Data excerpts:

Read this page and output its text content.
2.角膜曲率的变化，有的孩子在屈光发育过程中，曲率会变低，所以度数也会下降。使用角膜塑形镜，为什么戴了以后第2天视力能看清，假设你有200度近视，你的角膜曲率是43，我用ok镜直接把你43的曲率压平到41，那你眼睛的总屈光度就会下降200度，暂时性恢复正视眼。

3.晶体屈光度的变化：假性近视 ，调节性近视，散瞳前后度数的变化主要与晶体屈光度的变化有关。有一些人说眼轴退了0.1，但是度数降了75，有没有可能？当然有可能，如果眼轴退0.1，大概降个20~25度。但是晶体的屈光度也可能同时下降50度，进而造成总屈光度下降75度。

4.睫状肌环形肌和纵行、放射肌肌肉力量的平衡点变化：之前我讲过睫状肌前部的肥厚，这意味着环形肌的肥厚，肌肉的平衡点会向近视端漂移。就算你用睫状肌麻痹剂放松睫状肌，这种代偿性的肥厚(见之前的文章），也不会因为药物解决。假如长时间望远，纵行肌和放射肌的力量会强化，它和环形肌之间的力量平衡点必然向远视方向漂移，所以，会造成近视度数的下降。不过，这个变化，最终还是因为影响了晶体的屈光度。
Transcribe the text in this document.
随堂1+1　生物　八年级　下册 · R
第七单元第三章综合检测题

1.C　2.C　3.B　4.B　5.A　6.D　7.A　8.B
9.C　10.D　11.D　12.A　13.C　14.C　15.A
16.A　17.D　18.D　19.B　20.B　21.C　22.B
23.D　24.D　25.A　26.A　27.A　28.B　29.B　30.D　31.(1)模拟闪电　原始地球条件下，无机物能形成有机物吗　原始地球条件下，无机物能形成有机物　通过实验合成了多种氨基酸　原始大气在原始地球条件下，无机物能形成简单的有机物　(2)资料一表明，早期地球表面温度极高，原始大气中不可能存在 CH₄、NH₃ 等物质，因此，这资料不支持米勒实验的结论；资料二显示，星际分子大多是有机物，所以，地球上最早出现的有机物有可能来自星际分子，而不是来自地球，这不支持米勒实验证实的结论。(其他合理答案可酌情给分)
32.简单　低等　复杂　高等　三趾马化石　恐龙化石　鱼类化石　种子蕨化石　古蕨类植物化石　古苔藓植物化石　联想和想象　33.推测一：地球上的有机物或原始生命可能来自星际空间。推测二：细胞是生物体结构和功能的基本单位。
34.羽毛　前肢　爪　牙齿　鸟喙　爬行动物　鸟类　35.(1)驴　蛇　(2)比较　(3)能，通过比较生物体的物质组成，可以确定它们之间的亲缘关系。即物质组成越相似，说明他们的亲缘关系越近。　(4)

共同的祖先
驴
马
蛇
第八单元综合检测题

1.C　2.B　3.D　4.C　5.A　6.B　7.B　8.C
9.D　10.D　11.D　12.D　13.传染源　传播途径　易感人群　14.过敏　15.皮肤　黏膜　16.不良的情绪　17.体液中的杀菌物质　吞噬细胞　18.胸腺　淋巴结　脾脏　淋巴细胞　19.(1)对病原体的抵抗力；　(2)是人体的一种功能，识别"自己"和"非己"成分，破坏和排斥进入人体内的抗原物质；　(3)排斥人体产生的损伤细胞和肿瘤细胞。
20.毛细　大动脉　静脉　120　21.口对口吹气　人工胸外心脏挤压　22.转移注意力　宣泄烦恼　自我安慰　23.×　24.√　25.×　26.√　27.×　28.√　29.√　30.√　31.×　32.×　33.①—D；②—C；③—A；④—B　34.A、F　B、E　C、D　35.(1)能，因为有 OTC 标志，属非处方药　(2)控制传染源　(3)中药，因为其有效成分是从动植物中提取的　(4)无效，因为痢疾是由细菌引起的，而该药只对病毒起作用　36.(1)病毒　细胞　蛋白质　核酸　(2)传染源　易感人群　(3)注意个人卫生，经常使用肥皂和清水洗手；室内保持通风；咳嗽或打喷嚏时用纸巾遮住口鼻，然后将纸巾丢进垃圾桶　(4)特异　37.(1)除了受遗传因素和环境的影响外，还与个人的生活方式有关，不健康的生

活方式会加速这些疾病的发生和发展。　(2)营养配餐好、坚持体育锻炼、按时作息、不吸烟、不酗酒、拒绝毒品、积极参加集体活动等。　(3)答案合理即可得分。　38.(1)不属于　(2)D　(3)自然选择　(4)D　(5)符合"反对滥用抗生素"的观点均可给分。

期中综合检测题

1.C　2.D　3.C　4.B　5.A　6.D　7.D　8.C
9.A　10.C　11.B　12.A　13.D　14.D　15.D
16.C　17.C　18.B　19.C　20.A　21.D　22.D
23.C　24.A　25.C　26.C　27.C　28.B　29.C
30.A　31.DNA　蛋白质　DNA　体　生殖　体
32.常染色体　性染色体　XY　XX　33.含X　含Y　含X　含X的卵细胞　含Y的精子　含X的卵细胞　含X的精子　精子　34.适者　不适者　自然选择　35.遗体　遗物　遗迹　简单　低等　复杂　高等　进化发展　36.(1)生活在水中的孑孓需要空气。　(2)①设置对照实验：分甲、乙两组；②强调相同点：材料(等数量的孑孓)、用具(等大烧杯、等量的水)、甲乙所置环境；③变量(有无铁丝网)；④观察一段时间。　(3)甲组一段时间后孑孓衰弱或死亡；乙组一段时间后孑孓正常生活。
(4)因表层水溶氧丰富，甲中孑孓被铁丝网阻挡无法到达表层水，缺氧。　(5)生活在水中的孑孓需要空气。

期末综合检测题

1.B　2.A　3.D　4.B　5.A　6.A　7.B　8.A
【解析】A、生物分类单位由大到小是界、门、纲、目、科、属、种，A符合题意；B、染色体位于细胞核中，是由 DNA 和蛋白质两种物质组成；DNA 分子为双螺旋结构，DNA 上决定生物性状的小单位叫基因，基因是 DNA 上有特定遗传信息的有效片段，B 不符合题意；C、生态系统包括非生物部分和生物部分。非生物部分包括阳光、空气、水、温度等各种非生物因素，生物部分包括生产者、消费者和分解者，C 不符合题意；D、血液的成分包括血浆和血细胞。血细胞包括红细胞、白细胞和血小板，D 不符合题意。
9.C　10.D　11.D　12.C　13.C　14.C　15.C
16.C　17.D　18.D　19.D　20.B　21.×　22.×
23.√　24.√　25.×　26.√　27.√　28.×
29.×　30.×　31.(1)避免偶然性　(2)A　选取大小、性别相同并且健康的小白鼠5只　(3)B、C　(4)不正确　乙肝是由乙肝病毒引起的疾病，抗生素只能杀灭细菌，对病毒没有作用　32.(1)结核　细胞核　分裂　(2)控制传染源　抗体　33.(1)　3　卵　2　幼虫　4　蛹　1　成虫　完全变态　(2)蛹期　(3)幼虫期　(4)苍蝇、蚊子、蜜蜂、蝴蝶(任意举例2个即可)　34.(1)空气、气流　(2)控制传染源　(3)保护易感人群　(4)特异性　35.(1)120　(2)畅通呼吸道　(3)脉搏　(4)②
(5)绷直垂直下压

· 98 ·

Task objective
Give the complete listing a second time, exactly as it reads.

Exercise response
Read this page and output its text content.
2.角膜曲率的变化，有的孩子在屈光发育过程中，曲率会变低，所以度数也会下降。使用角膜塑形镜，为什么戴了以后第2天视力能看清，假设你有200度近视，你的角膜曲率是43，我用ok镜直接把你43的曲率压平到41，那你眼睛的总屈光度就会下降200度，暂时性恢复正视眼。

3.晶体屈光度的变化：假性近视 ，调节性近视，散瞳前后度数的变化主要与晶体屈光度的变化有关。有一些人说眼轴退了0.1，但是度数降了75，有没有可能？当然有可能，如果眼轴退0.1，大概降个20~25度。但是晶体的屈光度也可能同时下降50度，进而造成总屈光度下降75度。

4.睫状肌环形肌和纵行、放射肌肌肉力量的平衡点变化：之前我讲过睫状肌前部的肥厚，这意味着环形肌的肥厚，肌肉的平衡点会向近视端漂移。就算你用睫状肌麻痹剂放松睫状肌，这种代偿性的肥厚(见之前的文章），也不会因为药物解决。假如长时间望远，纵行肌和放射肌的力量会强化，它和环形肌之间的力量平衡点必然向远视方向漂移，所以，会造成近视度数的下降。不过，这个变化，最终还是因为影响了晶体的屈光度。
Transcribe the text in this document.
随堂1+1　生物　八年级　下册 · R
第七单元第三章综合检测题

1.C　2.C　3.B　4.B　5.A　6.D　7.A　8.B
9.C　10.D　11.D　12.A　13.C　14.C　15.A
16.A　17.D　18.D　19.B　20.B　21.C　22.B
23.D　24.D　25.A　26.A　27.A　28.B　29.B　30.D　31.(1)模拟闪电　原始地球条件下，无机物能形成有机物吗　原始地球条件下，无机物能形成有机物　通过实验合成了多种氨基酸　原始大气在原始地球条件下，无机物能形成简单的有机物　(2)资料一表明，早期地球表面温度极高，原始大气中不可能存在 CH₄、NH₃ 等物质，因此，这资料不支持米勒实验的结论；资料二显示，星际分子大多是有机物，所以，地球上最早出现的有机物有可能来自星际分子，而不是来自地球，这不支持米勒实验证实的结论。(其他合理答案可酌情给分)
32.简单　低等　复杂　高等　三趾马化石　恐龙化石　鱼类化石　种子蕨化石　古蕨类植物化石　古苔藓植物化石　联想和想象　33.推测一：地球上的有机物或原始生命可能来自星际空间。推测二：细胞是生物体结构和功能的基本单位。
34.羽毛　前肢　爪　牙齿　鸟喙　爬行动物　鸟类　35.(1)驴　蛇　(2)比较　(3)能，通过比较生物体的物质组成，可以确定它们之间的亲缘关系。即物质组成越相似，说明他们的亲缘关系越近。　(4)

共同的祖先
驴
马
蛇
第八单元综合检测题

1.C　2.B　3.D　4.C　5.A　6.B　7.B　8.C
9.D　10.D　11.D　12.D　13.传染源　传播途径　易感人群　14.过敏　15.皮肤　黏膜　16.不良的情绪　17.体液中的杀菌物质　吞噬细胞　18.胸腺　淋巴结　脾脏　淋巴细胞　19.(1)对病原体的抵抗力；　(2)是人体的一种功能，识别"自己"和"非己"成分，破坏和排斥进入人体内的抗原物质；　(3)排斥人体产生的损伤细胞和肿瘤细胞。
20.毛细　大动脉　静脉　120　21.口对口吹气　人工胸外心脏挤压　22.转移注意力　宣泄烦恼　自我安慰　23.×　24.√　25.×　26.√　27.×　28.√　29.√　30.√　31.×　32.×　33.①—D；②—C；③—A；④—B　34.A、F　B、E　C、D　35.(1)能，因为有 OTC 标志，属非处方药　(2)控制传染源　(3)中药，因为其有效成分是从动植物中提取的　(4)无效，因为痢疾是由细菌引起的，而该药只对病毒起作用　36.(1)病毒　细胞　蛋白质　核酸　(2)传染源　易感人群　(3)注意个人卫生，经常使用肥皂和清水洗手；室内保持通风；咳嗽或打喷嚏时用纸巾遮住口鼻，然后将纸巾丢进垃圾桶　(4)特异　37.(1)除了受遗传因素和环境的影响外，还与个人的生活方式有关，不健康的生

活方式会加速这些疾病的发生和发展。　(2)营养配餐好、坚持体育锻炼、按时作息、不吸烟、不酗酒、拒绝毒品、积极参加集体活动等。　(3)答案合理即可得分。　38.(1)不属于　(2)D　(3)自然选择　(4)D　(5)符合"反对滥用抗生素"的观点均可给分。

期中综合检测题

1.C　2.D　3.C　4.B　5.A　6.D　7.D　8.C
9.A　10.C　11.B　12.A　13.D　14.D　15.D
16.C　17.C　18.B　19.C　20.A　21.D　22.D
23.C　24.A　25.C　26.C　27.C　28.B　29.C
30.A　31.DNA　蛋白质　DNA　体　生殖　体
32.常染色体　性染色体　XY　XX　33.含X　含Y　含X　含X的卵细胞　含Y的精子　含X的卵细胞　含X的精子　精子　34.适者　不适者　自然选择　35.遗体　遗物　遗迹　简单　低等　复杂　高等　进化发展　36.(1)生活在水中的孑孓需要空气。　(2)①设置对照实验：分甲、乙两组；②强调相同点：材料(等数量的孑孓)、用具(等大烧杯、等量的水)、甲乙所置环境；③变量(有无铁丝网)；④观察一段时间。　(3)甲组一段时间后孑孓衰弱或死亡；乙组一段时间后孑孓正常生活。
(4)因表层水溶氧丰富，甲中孑孓被铁丝网阻挡无法到达表层水，缺氧。　(5)生活在水中的孑孓需要空气。

期末综合检测题

1.B　2.A　3.D　4.B　5.A　6.A　7.B　8.A
【解析】A、生物分类单位由大到小是界、门、纲、目、科、属、种，A符合题意；B、染色体位于细胞核中，是由 DNA 和蛋白质两种物质组成；DNA 分子为双螺旋结构，DNA 上决定生物性状的小单位叫基因，基因是 DNA 上有特定遗传信息的有效片段，B 不符合题意；C、生态系统包括非生物部分和生物部分。非生物部分包括阳光、空气、水、温度等各种非生物因素，生物部分包括生产者、消费者和分解者，C 不符合题意；D、血液的成分包括血浆和血细胞。血细胞包括红细胞、白细胞和血小板，D 不符合题意。
9.C　10.D　11.D　12.C　13.C　14.C　15.C
16.C　17.D　18.D　19.D　20.B　21.×　22.×
23.√　24.√　25.×　26.√　27.√　28.×
29.×　30.×　31.(1)避免偶然性　(2)A　选取大小、性别相同并且健康的小白鼠5只　(3)B、C　(4)不正确　乙肝是由乙肝病毒引起的疾病，抗生素只能杀灭细菌，对病毒没有作用　32.(1)结核　细胞核　分裂　(2)控制传染源　抗体　33.(1)　3　卵　2　幼虫　4　蛹　1　成虫　完全变态　(2)蛹期　(3)幼虫期　(4)苍蝇、蚊子、蜜蜂、蝴蝶(任意举例2个即可)　34.(1)空气、气流　(2)控制传染源　(3)保护易感人群　(4)特异性　35.(1)120　(2)畅通呼吸道　(3)脉搏　(4)②
(5)绷直垂直下压

· 98 ·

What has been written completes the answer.